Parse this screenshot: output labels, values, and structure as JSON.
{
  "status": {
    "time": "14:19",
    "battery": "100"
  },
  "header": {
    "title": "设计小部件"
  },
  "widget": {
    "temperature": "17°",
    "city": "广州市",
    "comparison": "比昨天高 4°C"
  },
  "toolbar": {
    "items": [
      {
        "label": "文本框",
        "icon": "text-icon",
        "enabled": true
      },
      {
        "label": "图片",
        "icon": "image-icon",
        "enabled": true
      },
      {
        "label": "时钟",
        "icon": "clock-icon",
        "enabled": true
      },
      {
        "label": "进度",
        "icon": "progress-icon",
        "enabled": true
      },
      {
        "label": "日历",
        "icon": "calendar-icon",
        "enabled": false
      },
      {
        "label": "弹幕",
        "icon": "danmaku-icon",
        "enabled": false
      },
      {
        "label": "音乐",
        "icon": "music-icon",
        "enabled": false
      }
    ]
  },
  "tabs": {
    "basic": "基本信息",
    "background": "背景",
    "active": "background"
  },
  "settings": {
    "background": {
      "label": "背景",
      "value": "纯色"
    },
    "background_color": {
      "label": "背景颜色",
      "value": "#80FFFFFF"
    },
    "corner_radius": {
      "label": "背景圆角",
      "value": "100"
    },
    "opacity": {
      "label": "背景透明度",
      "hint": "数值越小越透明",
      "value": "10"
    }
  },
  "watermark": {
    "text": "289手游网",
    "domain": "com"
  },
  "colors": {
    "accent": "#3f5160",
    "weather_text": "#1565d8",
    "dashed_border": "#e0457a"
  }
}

-=-=-=-=-

> [Required work]:
Determine how many lines of the data contain "icon" and give nothing but that number.

> [Solution below]:
7